MATERIAL SHOWN =
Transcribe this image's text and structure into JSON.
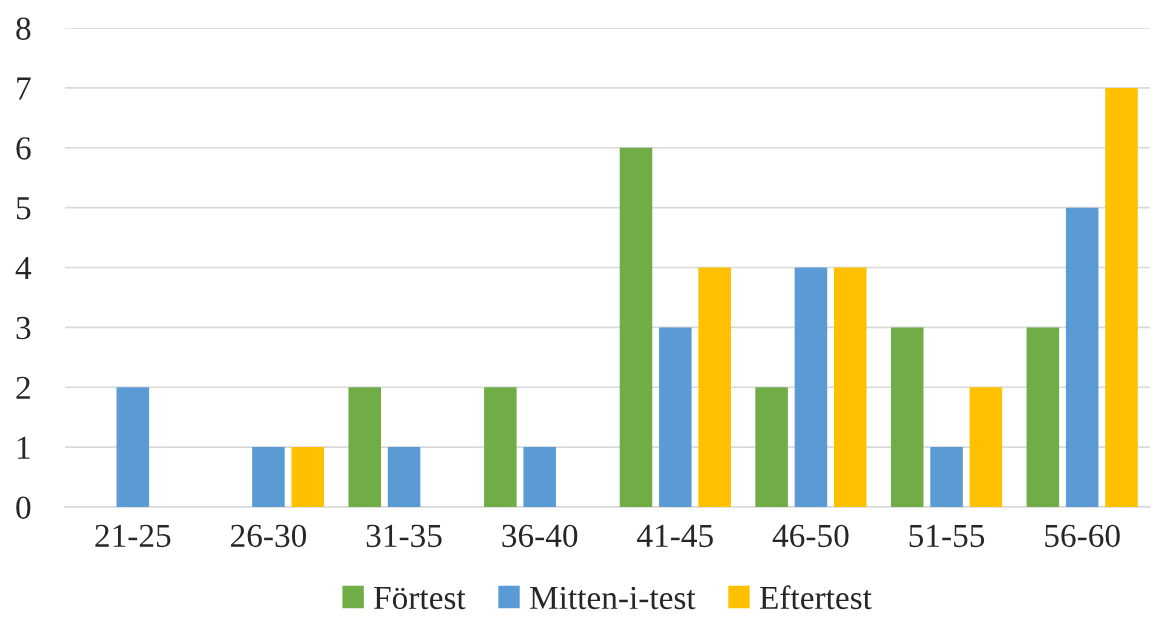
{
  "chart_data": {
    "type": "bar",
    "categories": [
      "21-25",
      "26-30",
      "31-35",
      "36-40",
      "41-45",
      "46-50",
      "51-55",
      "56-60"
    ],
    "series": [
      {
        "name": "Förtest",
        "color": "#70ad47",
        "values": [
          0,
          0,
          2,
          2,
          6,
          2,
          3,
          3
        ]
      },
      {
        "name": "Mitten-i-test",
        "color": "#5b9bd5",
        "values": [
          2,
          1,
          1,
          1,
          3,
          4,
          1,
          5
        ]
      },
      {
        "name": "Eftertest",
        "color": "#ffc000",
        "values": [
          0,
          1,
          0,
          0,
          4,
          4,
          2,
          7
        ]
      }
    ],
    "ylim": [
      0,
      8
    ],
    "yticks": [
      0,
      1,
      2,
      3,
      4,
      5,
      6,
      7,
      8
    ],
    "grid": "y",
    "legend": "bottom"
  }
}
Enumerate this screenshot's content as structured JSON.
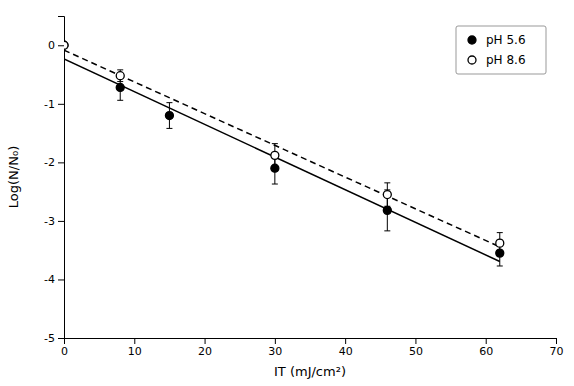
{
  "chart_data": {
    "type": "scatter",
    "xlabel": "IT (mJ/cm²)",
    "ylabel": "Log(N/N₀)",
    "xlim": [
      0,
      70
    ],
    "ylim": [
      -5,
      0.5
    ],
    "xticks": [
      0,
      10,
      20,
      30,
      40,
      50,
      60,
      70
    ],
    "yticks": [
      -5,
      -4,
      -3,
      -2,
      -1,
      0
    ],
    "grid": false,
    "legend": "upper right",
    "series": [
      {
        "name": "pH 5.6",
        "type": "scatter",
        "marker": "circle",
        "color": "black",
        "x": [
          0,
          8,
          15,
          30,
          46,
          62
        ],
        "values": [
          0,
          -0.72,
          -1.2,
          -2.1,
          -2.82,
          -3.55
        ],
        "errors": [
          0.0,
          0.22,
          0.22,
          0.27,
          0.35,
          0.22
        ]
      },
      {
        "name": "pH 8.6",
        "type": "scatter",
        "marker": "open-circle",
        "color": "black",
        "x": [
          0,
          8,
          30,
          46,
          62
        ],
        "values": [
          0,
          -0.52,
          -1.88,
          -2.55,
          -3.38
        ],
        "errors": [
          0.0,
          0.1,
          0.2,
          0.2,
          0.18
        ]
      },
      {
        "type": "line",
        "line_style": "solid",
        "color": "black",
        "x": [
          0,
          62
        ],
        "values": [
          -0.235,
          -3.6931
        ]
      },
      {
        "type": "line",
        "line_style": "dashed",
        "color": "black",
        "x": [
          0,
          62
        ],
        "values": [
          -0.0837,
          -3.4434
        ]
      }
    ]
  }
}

SHORT TASK = Excluding the pictures, restate the records above word for word.

THE OUTPUT =
Transcribe this image's text and structure into JSON.
{
  "chart_data": {
    "type": "bar",
    "categories": [
      "21-25",
      "26-30",
      "31-35",
      "36-40",
      "41-45",
      "46-50",
      "51-55",
      "56-60"
    ],
    "series": [
      {
        "name": "Förtest",
        "color": "#70ad47",
        "values": [
          0,
          0,
          2,
          2,
          6,
          2,
          3,
          3
        ]
      },
      {
        "name": "Mitten-i-test",
        "color": "#5b9bd5",
        "values": [
          2,
          1,
          1,
          1,
          3,
          4,
          1,
          5
        ]
      },
      {
        "name": "Eftertest",
        "color": "#ffc000",
        "values": [
          0,
          1,
          0,
          0,
          4,
          4,
          2,
          7
        ]
      }
    ],
    "ylim": [
      0,
      8
    ],
    "yticks": [
      0,
      1,
      2,
      3,
      4,
      5,
      6,
      7,
      8
    ],
    "grid": "y",
    "legend": "bottom"
  }
}
Enumerate this screenshot's content as structured JSON.
{
  "chart_data": {
    "type": "scatter",
    "xlabel": "IT (mJ/cm²)",
    "ylabel": "Log(N/N₀)",
    "xlim": [
      0,
      70
    ],
    "ylim": [
      -5,
      0.5
    ],
    "xticks": [
      0,
      10,
      20,
      30,
      40,
      50,
      60,
      70
    ],
    "yticks": [
      -5,
      -4,
      -3,
      -2,
      -1,
      0
    ],
    "grid": false,
    "legend": "upper right",
    "series": [
      {
        "name": "pH 5.6",
        "type": "scatter",
        "marker": "circle",
        "color": "black",
        "x": [
          0,
          8,
          15,
          30,
          46,
          62
        ],
        "values": [
          0,
          -0.72,
          -1.2,
          -2.1,
          -2.82,
          -3.55
        ],
        "errors": [
          0.0,
          0.22,
          0.22,
          0.27,
          0.35,
          0.22
        ]
      },
      {
        "name": "pH 8.6",
        "type": "scatter",
        "marker": "open-circle",
        "color": "black",
        "x": [
          0,
          8,
          30,
          46,
          62
        ],
        "values": [
          0,
          -0.52,
          -1.88,
          -2.55,
          -3.38
        ],
        "errors": [
          0.0,
          0.1,
          0.2,
          0.2,
          0.18
        ]
      },
      {
        "type": "line",
        "line_style": "solid",
        "color": "black",
        "x": [
          0,
          62
        ],
        "values": [
          -0.235,
          -3.6931
        ]
      },
      {
        "type": "line",
        "line_style": "dashed",
        "color": "black",
        "x": [
          0,
          62
        ],
        "values": [
          -0.0837,
          -3.4434
        ]
      }
    ]
  }
}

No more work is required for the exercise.